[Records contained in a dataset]
* BEGIN *

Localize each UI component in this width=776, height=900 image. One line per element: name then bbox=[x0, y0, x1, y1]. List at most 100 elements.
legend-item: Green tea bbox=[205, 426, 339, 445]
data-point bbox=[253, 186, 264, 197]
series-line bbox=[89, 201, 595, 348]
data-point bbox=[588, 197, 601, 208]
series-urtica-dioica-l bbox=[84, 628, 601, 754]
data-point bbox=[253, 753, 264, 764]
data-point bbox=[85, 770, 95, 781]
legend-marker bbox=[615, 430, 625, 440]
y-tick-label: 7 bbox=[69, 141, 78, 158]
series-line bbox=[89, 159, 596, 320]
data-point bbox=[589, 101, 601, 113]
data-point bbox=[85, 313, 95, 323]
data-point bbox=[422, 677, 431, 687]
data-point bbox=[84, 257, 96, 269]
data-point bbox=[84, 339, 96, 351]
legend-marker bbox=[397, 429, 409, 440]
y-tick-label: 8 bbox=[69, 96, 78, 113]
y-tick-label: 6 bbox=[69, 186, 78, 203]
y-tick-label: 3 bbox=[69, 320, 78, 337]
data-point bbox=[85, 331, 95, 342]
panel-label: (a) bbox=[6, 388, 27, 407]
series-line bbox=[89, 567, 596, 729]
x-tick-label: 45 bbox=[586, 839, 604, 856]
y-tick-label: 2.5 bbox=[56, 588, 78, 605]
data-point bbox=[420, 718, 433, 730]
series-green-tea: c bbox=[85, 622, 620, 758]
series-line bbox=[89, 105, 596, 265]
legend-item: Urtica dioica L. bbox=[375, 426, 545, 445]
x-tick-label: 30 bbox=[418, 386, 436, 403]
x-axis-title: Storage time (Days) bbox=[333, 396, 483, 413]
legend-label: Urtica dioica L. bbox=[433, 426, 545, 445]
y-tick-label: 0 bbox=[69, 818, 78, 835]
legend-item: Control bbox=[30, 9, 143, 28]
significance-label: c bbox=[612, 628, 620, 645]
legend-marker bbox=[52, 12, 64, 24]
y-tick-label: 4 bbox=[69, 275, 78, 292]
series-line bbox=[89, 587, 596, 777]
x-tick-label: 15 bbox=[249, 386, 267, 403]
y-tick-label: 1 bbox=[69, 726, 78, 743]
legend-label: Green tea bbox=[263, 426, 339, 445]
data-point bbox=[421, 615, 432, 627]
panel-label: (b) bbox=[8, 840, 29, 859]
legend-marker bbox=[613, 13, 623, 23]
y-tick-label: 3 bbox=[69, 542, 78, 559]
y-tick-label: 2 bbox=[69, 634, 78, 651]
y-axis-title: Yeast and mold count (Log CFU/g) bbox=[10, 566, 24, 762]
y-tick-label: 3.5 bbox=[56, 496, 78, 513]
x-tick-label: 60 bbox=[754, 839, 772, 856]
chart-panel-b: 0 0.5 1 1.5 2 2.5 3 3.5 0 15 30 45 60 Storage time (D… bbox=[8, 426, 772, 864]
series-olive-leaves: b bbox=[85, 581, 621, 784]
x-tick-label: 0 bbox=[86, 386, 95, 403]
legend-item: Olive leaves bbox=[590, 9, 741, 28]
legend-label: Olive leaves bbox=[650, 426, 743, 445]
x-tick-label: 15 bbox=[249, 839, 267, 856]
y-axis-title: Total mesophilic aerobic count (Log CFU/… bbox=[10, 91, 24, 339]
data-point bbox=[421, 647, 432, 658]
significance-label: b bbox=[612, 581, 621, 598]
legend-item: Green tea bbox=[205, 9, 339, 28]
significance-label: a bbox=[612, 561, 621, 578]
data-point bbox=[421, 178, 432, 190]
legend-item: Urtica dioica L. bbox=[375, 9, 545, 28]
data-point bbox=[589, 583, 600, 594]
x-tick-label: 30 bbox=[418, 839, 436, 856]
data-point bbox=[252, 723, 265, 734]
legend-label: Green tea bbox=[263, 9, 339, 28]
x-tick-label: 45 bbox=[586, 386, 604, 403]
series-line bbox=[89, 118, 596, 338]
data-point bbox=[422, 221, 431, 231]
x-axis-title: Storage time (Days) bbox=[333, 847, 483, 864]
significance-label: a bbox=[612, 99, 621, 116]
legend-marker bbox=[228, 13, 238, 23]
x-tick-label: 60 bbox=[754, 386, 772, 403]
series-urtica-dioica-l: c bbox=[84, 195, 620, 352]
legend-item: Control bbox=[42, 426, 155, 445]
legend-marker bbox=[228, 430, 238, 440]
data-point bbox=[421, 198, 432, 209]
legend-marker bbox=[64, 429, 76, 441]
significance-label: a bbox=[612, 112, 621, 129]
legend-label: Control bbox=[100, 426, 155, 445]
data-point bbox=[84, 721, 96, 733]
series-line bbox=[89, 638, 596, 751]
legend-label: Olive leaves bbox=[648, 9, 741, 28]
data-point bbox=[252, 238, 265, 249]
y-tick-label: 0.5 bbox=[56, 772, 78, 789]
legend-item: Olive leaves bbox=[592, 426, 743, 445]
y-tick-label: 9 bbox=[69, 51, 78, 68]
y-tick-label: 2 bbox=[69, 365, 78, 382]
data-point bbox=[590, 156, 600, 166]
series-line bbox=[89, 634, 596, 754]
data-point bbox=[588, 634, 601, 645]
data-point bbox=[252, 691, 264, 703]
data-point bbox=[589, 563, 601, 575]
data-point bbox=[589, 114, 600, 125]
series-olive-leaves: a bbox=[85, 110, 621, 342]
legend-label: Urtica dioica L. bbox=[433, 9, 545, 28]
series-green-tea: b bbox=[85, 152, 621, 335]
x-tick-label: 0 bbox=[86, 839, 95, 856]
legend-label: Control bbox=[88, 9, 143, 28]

* END *

Transcribe the listing above in full, reproducing every line without alteration.

Localize each UI component in this width=776, height=900 image. One line per element: name then bbox=[x0, y0, x1, y1]. List at most 100 elements.
legend-item: Green tea bbox=[205, 426, 339, 445]
data-point bbox=[253, 186, 264, 197]
series-line bbox=[89, 201, 595, 348]
data-point bbox=[588, 197, 601, 208]
series-urtica-dioica-l bbox=[84, 628, 601, 754]
data-point bbox=[253, 753, 264, 764]
data-point bbox=[85, 770, 95, 781]
legend-marker bbox=[615, 430, 625, 440]
y-tick-label: 7 bbox=[69, 141, 78, 158]
series-line bbox=[89, 159, 596, 320]
data-point bbox=[589, 101, 601, 113]
data-point bbox=[85, 313, 95, 323]
data-point bbox=[422, 677, 431, 687]
data-point bbox=[84, 257, 96, 269]
data-point bbox=[84, 339, 96, 351]
legend-marker bbox=[397, 429, 409, 440]
y-tick-label: 8 bbox=[69, 96, 78, 113]
y-tick-label: 6 bbox=[69, 186, 78, 203]
y-tick-label: 3 bbox=[69, 320, 78, 337]
data-point bbox=[85, 331, 95, 342]
panel-label: (a) bbox=[6, 388, 27, 407]
series-line bbox=[89, 567, 596, 729]
x-tick-label: 45 bbox=[586, 839, 604, 856]
y-tick-label: 2.5 bbox=[56, 588, 78, 605]
data-point bbox=[420, 718, 433, 730]
series-green-tea: c bbox=[85, 622, 620, 758]
series-line bbox=[89, 105, 596, 265]
legend-item: Urtica dioica L. bbox=[375, 426, 545, 445]
x-tick-label: 30 bbox=[418, 386, 436, 403]
x-axis-title: Storage time (Days) bbox=[333, 396, 483, 413]
legend-label: Urtica dioica L. bbox=[433, 426, 545, 445]
y-tick-label: 0 bbox=[69, 818, 78, 835]
legend-item: Control bbox=[30, 9, 143, 28]
significance-label: c bbox=[612, 628, 620, 645]
legend-marker bbox=[52, 12, 64, 24]
y-tick-label: 4 bbox=[69, 275, 78, 292]
series-line bbox=[89, 587, 596, 777]
x-tick-label: 15 bbox=[249, 386, 267, 403]
y-tick-label: 1 bbox=[69, 726, 78, 743]
legend-label: Green tea bbox=[263, 426, 339, 445]
data-point bbox=[421, 615, 432, 627]
panel-label: (b) bbox=[8, 840, 29, 859]
legend-marker bbox=[613, 13, 623, 23]
y-tick-label: 3 bbox=[69, 542, 78, 559]
y-tick-label: 2 bbox=[69, 634, 78, 651]
y-axis-title: Yeast and mold count (Log CFU/g) bbox=[10, 566, 24, 762]
y-tick-label: 3.5 bbox=[56, 496, 78, 513]
x-tick-label: 60 bbox=[754, 839, 772, 856]
chart-panel-b: 0 0.5 1 1.5 2 2.5 3 3.5 0 15 30 45 60 Storage time (D… bbox=[8, 426, 772, 864]
series-olive-leaves: b bbox=[85, 581, 621, 784]
x-tick-label: 0 bbox=[86, 386, 95, 403]
legend-item: Olive leaves bbox=[590, 9, 741, 28]
legend-label: Olive leaves bbox=[650, 426, 743, 445]
x-tick-label: 15 bbox=[249, 839, 267, 856]
y-axis-title: Total mesophilic aerobic count (Log CFU/… bbox=[10, 91, 24, 339]
data-point bbox=[421, 647, 432, 658]
significance-label: b bbox=[612, 581, 621, 598]
legend-item: Green tea bbox=[205, 9, 339, 28]
significance-label: a bbox=[612, 561, 621, 578]
data-point bbox=[421, 178, 432, 190]
legend-item: Urtica dioica L. bbox=[375, 9, 545, 28]
data-point bbox=[589, 583, 600, 594]
x-tick-label: 30 bbox=[418, 839, 436, 856]
data-point bbox=[252, 723, 265, 734]
legend-label: Green tea bbox=[263, 9, 339, 28]
x-tick-label: 45 bbox=[586, 386, 604, 403]
series-line bbox=[89, 118, 596, 338]
data-point bbox=[422, 221, 431, 231]
x-axis-title: Storage time (Days) bbox=[333, 847, 483, 864]
significance-label: a bbox=[612, 99, 621, 116]
legend-marker bbox=[228, 13, 238, 23]
x-tick-label: 60 bbox=[754, 386, 772, 403]
series-urtica-dioica-l: c bbox=[84, 195, 620, 352]
legend-item: Control bbox=[42, 426, 155, 445]
legend-marker bbox=[228, 430, 238, 440]
data-point bbox=[421, 198, 432, 209]
legend-marker bbox=[64, 429, 76, 441]
significance-label: a bbox=[612, 112, 621, 129]
legend-label: Control bbox=[100, 426, 155, 445]
data-point bbox=[84, 721, 96, 733]
series-line bbox=[89, 638, 596, 751]
legend-label: Olive leaves bbox=[648, 9, 741, 28]
data-point bbox=[252, 238, 265, 249]
y-tick-label: 0.5 bbox=[56, 772, 78, 789]
legend-item: Olive leaves bbox=[592, 426, 743, 445]
y-tick-label: 9 bbox=[69, 51, 78, 68]
y-tick-label: 2 bbox=[69, 365, 78, 382]
data-point bbox=[590, 156, 600, 166]
series-line bbox=[89, 634, 596, 754]
data-point bbox=[588, 634, 601, 645]
data-point bbox=[252, 691, 264, 703]
data-point bbox=[589, 563, 601, 575]
data-point bbox=[589, 114, 600, 125]
series-olive-leaves: a bbox=[85, 110, 621, 342]
legend-label: Urtica dioica L. bbox=[433, 9, 545, 28]
series-green-tea: b bbox=[85, 152, 621, 335]
x-tick-label: 0 bbox=[86, 839, 95, 856]
legend-label: Control bbox=[88, 9, 143, 28]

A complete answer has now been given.